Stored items
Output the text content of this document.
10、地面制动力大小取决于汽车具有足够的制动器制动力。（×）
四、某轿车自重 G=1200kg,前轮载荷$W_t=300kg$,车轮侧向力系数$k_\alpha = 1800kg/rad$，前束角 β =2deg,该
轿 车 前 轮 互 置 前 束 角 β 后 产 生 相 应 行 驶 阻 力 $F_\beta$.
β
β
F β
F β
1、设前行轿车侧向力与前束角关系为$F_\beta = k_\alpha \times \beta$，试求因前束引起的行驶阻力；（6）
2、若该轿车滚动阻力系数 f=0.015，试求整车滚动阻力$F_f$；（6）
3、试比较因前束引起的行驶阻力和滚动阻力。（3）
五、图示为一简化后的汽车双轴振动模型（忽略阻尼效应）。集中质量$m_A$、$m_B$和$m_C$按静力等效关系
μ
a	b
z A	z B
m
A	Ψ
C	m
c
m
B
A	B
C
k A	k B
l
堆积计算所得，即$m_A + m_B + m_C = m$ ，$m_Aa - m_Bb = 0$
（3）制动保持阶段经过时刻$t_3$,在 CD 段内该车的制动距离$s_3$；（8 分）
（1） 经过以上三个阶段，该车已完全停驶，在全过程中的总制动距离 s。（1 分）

» **Work required**
Print the complete listing again, exactly as it stands.

» **Expected answer**
Output the text content of this document.
10、地面制动力大小取决于汽车具有足够的制动器制动力。（×）
四、某轿车自重 G=1200kg,前轮载荷$W_t=300kg$,车轮侧向力系数$k_\alpha = 1800kg/rad$，前束角 β =2deg,该
轿 车 前 轮 互 置 前 束 角 β 后 产 生 相 应 行 驶 阻 力 $F_\beta$.
β
β
F β
F β
1、设前行轿车侧向力与前束角关系为$F_\beta = k_\alpha \times \beta$，试求因前束引起的行驶阻力；（6）
2、若该轿车滚动阻力系数 f=0.015，试求整车滚动阻力$F_f$；（6）
3、试比较因前束引起的行驶阻力和滚动阻力。（3）
五、图示为一简化后的汽车双轴振动模型（忽略阻尼效应）。集中质量$m_A$、$m_B$和$m_C$按静力等效关系
μ
a	b
z A	z B
m
A	Ψ
C	m
c
m
B
A	B
C
k A	k B
l
堆积计算所得，即$m_A + m_B + m_C = m$ ，$m_Aa - m_Bb = 0$
（3）制动保持阶段经过时刻$t_3$,在 CD 段内该车的制动距离$s_3$；（8 分）
（1） 经过以上三个阶段，该车已完全停驶，在全过程中的总制动距离 s。（1 分）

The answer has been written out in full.